Records:

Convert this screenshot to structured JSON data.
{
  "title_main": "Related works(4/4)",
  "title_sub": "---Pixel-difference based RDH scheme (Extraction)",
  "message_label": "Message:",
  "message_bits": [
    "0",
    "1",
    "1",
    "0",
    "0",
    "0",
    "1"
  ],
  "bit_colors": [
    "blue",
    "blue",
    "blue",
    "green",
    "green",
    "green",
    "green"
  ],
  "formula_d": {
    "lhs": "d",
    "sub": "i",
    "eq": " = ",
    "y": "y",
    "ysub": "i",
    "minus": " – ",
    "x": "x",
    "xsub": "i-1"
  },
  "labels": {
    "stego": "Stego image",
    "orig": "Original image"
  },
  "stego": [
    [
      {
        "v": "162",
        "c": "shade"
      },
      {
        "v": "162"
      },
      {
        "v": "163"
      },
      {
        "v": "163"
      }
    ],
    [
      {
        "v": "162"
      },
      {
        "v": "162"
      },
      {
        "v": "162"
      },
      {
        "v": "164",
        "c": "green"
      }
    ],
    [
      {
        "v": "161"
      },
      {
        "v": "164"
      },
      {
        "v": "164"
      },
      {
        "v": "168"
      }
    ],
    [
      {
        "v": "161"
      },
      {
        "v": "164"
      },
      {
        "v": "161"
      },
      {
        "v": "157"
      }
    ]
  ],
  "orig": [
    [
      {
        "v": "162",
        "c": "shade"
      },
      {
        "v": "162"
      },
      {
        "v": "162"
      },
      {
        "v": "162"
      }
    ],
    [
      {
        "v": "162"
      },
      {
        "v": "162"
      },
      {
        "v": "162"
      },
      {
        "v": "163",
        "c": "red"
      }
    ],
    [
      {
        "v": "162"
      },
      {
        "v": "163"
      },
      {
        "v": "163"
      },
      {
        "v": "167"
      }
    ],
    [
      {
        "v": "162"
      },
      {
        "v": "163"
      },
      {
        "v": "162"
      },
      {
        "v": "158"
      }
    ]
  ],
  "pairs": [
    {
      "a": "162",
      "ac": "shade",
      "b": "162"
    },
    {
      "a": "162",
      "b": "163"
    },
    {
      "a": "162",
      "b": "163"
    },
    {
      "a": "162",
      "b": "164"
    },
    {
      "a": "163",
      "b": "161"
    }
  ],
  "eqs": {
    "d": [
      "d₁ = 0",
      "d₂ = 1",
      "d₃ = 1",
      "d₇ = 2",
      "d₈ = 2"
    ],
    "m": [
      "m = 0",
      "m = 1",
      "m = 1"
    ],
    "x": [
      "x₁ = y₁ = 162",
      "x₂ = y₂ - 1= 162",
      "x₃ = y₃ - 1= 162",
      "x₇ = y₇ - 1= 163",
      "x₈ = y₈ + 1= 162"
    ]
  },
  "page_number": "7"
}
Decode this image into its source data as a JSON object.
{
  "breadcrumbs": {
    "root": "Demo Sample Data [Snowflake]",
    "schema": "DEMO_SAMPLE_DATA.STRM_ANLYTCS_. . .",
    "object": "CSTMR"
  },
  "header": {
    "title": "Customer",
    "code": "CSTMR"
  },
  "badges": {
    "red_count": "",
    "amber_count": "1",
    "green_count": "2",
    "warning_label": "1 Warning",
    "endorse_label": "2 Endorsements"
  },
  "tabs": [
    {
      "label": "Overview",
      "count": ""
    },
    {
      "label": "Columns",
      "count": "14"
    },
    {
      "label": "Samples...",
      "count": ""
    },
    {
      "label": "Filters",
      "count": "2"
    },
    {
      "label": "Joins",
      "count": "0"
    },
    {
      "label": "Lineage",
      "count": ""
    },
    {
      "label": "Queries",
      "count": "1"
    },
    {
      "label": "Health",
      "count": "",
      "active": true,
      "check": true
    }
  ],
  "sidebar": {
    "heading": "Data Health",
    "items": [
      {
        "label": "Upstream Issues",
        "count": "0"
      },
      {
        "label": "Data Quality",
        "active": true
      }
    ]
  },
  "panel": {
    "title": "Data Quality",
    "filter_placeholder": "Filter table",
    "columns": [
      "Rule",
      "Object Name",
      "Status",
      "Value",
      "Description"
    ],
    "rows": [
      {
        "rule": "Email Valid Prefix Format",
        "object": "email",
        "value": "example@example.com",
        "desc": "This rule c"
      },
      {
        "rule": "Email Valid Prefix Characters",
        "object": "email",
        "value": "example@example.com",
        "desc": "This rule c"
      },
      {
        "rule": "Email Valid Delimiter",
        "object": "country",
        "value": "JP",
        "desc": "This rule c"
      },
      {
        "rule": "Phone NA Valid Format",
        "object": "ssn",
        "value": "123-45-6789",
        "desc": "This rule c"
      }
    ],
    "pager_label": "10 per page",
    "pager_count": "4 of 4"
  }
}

Work required: Repeat the records exactly, including every line.

Solution for this task:
Convert this screenshot to structured JSON data.
{
  "title_main": "Related works(4/4)",
  "title_sub": "---Pixel-difference based RDH scheme (Extraction)",
  "message_label": "Message:",
  "message_bits": [
    "0",
    "1",
    "1",
    "0",
    "0",
    "0",
    "1"
  ],
  "bit_colors": [
    "blue",
    "blue",
    "blue",
    "green",
    "green",
    "green",
    "green"
  ],
  "formula_d": {
    "lhs": "d",
    "sub": "i",
    "eq": " = ",
    "y": "y",
    "ysub": "i",
    "minus": " – ",
    "x": "x",
    "xsub": "i-1"
  },
  "labels": {
    "stego": "Stego image",
    "orig": "Original image"
  },
  "stego": [
    [
      {
        "v": "162",
        "c": "shade"
      },
      {
        "v": "162"
      },
      {
        "v": "163"
      },
      {
        "v": "163"
      }
    ],
    [
      {
        "v": "162"
      },
      {
        "v": "162"
      },
      {
        "v": "162"
      },
      {
        "v": "164",
        "c": "green"
      }
    ],
    [
      {
        "v": "161"
      },
      {
        "v": "164"
      },
      {
        "v": "164"
      },
      {
        "v": "168"
      }
    ],
    [
      {
        "v": "161"
      },
      {
        "v": "164"
      },
      {
        "v": "161"
      },
      {
        "v": "157"
      }
    ]
  ],
  "orig": [
    [
      {
        "v": "162",
        "c": "shade"
      },
      {
        "v": "162"
      },
      {
        "v": "162"
      },
      {
        "v": "162"
      }
    ],
    [
      {
        "v": "162"
      },
      {
        "v": "162"
      },
      {
        "v": "162"
      },
      {
        "v": "163",
        "c": "red"
      }
    ],
    [
      {
        "v": "162"
      },
      {
        "v": "163"
      },
      {
        "v": "163"
      },
      {
        "v": "167"
      }
    ],
    [
      {
        "v": "162"
      },
      {
        "v": "163"
      },
      {
        "v": "162"
      },
      {
        "v": "158"
      }
    ]
  ],
  "pairs": [
    {
      "a": "162",
      "ac": "shade",
      "b": "162"
    },
    {
      "a": "162",
      "b": "163"
    },
    {
      "a": "162",
      "b": "163"
    },
    {
      "a": "162",
      "b": "164"
    },
    {
      "a": "163",
      "b": "161"
    }
  ],
  "eqs": {
    "d": [
      "d₁ = 0",
      "d₂ = 1",
      "d₃ = 1",
      "d₇ = 2",
      "d₈ = 2"
    ],
    "m": [
      "m = 0",
      "m = 1",
      "m = 1"
    ],
    "x": [
      "x₁ = y₁ = 162",
      "x₂ = y₂ - 1= 162",
      "x₃ = y₃ - 1= 162",
      "x₇ = y₇ - 1= 163",
      "x₈ = y₈ + 1= 162"
    ]
  },
  "page_number": "7"
}
Decode this image into its source data as a JSON object.
{
  "breadcrumbs": {
    "root": "Demo Sample Data [Snowflake]",
    "schema": "DEMO_SAMPLE_DATA.STRM_ANLYTCS_. . .",
    "object": "CSTMR"
  },
  "header": {
    "title": "Customer",
    "code": "CSTMR"
  },
  "badges": {
    "red_count": "",
    "amber_count": "1",
    "green_count": "2",
    "warning_label": "1 Warning",
    "endorse_label": "2 Endorsements"
  },
  "tabs": [
    {
      "label": "Overview",
      "count": ""
    },
    {
      "label": "Columns",
      "count": "14"
    },
    {
      "label": "Samples...",
      "count": ""
    },
    {
      "label": "Filters",
      "count": "2"
    },
    {
      "label": "Joins",
      "count": "0"
    },
    {
      "label": "Lineage",
      "count": ""
    },
    {
      "label": "Queries",
      "count": "1"
    },
    {
      "label": "Health",
      "count": "",
      "active": true,
      "check": true
    }
  ],
  "sidebar": {
    "heading": "Data Health",
    "items": [
      {
        "label": "Upstream Issues",
        "count": "0"
      },
      {
        "label": "Data Quality",
        "active": true
      }
    ]
  },
  "panel": {
    "title": "Data Quality",
    "filter_placeholder": "Filter table",
    "columns": [
      "Rule",
      "Object Name",
      "Status",
      "Value",
      "Description"
    ],
    "rows": [
      {
        "rule": "Email Valid Prefix Format",
        "object": "email",
        "value": "example@example.com",
        "desc": "This rule c"
      },
      {
        "rule": "Email Valid Prefix Characters",
        "object": "email",
        "value": "example@example.com",
        "desc": "This rule c"
      },
      {
        "rule": "Email Valid Delimiter",
        "object": "country",
        "value": "JP",
        "desc": "This rule c"
      },
      {
        "rule": "Phone NA Valid Format",
        "object": "ssn",
        "value": "123-45-6789",
        "desc": "This rule c"
      }
    ],
    "pager_label": "10 per page",
    "pager_count": "4 of 4"
  }
}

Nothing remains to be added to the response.